## QUOTED TEXT

A. Each covered institution shall adopt one or more severance policies for its eligible participating Covered Employees, applicable to voluntary or involuntary separations, including reductions in workforce. The provisions of the Workforce Transition Act (§ 2.2-3200 et seq.) shall not apply to participating Covered Employees.
B. The terms and conditions of a covered institution’s severance policy or policies for eligible participating Covered Employees shall be determined by the institution’s governing body. The covered institution and the Board of the Virginia Retirement System shall negotiate a formula according to which cash severance benefits may be converted to years of age or creditable service for participating Covered Employees who participate in the Virginia Retirement System.

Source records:
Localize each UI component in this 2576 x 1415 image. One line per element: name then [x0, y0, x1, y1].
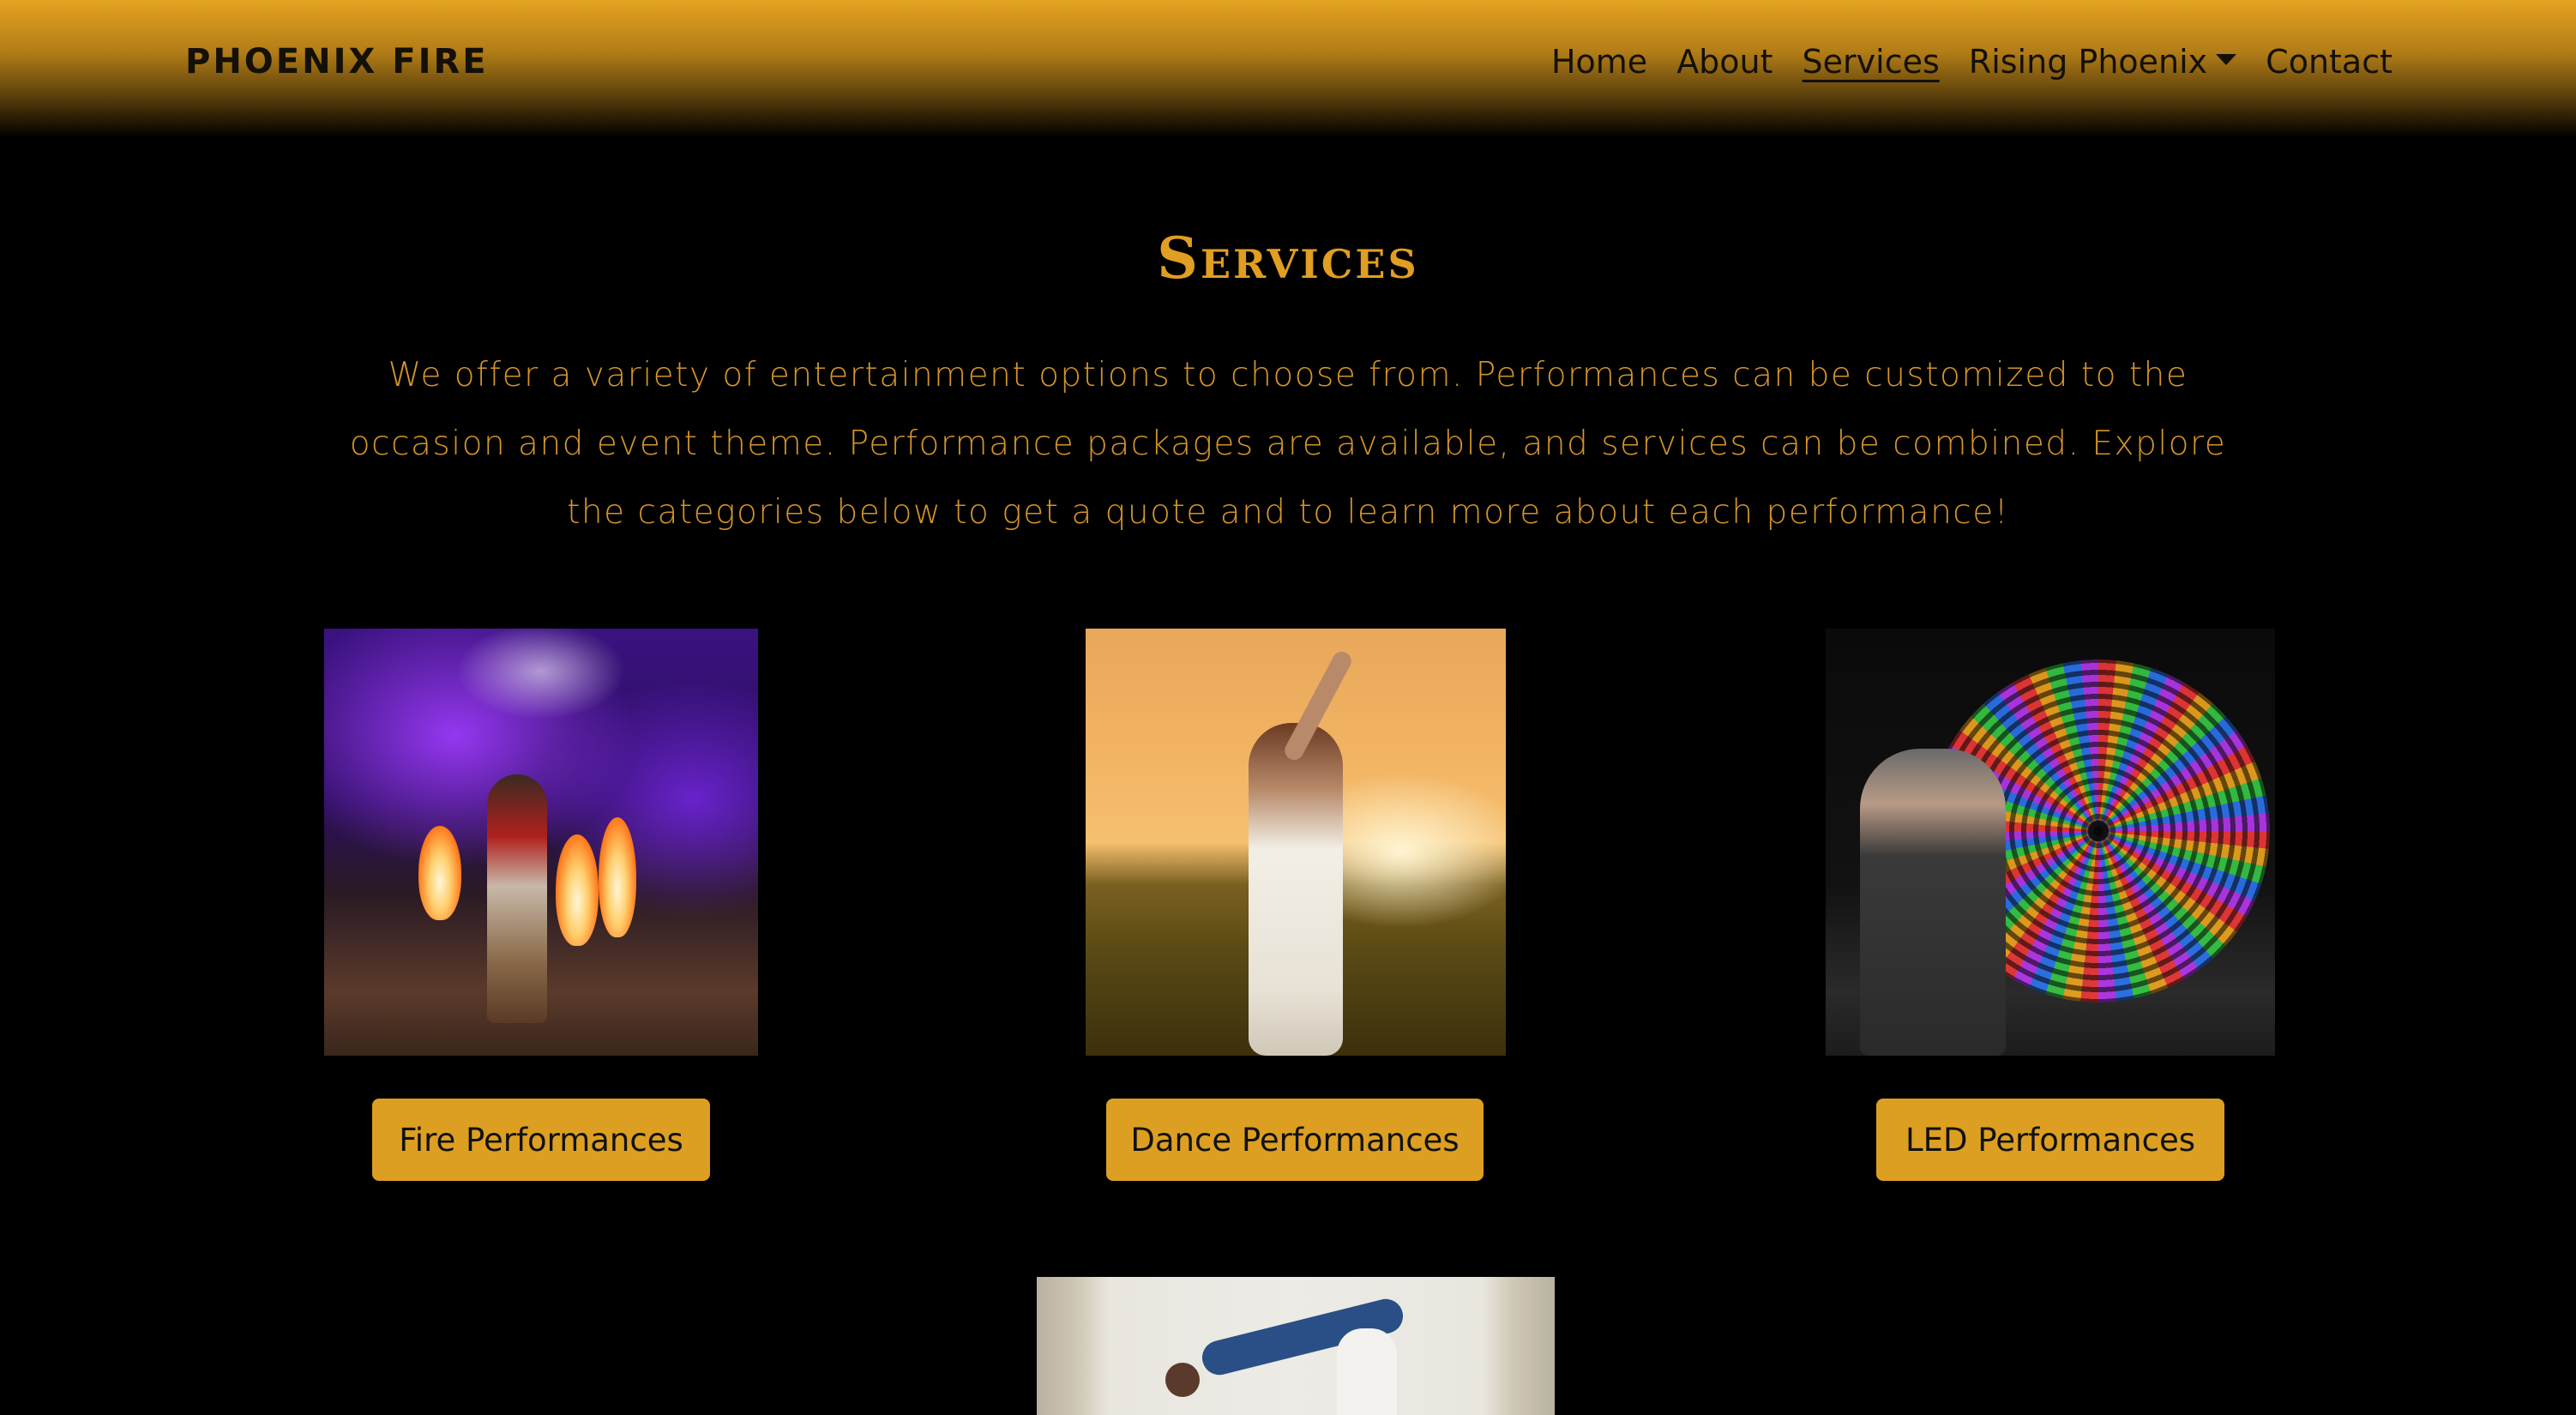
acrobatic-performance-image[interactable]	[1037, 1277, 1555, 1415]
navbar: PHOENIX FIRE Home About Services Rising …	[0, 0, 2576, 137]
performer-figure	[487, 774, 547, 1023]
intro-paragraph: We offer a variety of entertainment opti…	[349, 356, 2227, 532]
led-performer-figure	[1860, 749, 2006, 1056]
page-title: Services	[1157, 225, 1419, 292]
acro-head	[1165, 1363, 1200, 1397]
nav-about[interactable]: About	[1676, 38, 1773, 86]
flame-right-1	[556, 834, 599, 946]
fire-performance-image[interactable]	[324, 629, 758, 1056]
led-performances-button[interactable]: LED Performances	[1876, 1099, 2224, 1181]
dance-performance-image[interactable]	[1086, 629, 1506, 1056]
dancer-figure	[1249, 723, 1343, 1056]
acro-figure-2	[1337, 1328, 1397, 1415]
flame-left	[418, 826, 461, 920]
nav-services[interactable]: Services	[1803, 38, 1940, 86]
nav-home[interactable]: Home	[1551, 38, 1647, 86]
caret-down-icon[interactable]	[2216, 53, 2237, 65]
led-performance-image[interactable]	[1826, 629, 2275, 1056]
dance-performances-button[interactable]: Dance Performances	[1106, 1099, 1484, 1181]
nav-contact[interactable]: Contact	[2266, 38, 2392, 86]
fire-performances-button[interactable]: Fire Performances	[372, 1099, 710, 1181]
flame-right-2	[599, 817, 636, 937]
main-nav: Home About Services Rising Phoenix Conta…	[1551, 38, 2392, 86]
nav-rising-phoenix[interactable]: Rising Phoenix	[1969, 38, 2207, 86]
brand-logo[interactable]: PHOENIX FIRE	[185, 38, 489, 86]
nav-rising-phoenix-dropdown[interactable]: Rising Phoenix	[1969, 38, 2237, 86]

## SET TASKS
1 > Write out the severance policy provisions word for word, in full.
2 > From the entries, pull out the lines starting with the one containing "1277, 1555, 1415]" and going on through the one containing "225, 1419, 292]", both included, copying each line without change.

## TASK ANSWERS
1 >
A. Each covered institution shall adopt one or more severance policies for its eligible participating Covered Employees, applicable to voluntary or involuntary separations, including reductions in workforce. The provisions of the Workforce Transition Act (§ 2.2-3200 et seq.) shall not apply to participating Covered Employees.
B. The terms and conditions of a covered institution’s severance policy or policies for eligible participating Covered Employees shall be determined by the institution’s governing body. The covered institution and the Board of the Virginia Retirement System shall negotiate a formula according to which cash severance benefits may be converted to years of age or creditable service for participating Covered Employees who participate in the Virginia Retirement System.

2 >
acrobatic-performance-image[interactable]	[1037, 1277, 1555, 1415]
navbar: PHOENIX FIRE Home About Services Rising …	[0, 0, 2576, 137]
performer-figure	[487, 774, 547, 1023]
intro-paragraph: We offer a variety of entertainment opti…	[349, 356, 2227, 532]
led-performer-figure	[1860, 749, 2006, 1056]
page-title: Services	[1157, 225, 1419, 292]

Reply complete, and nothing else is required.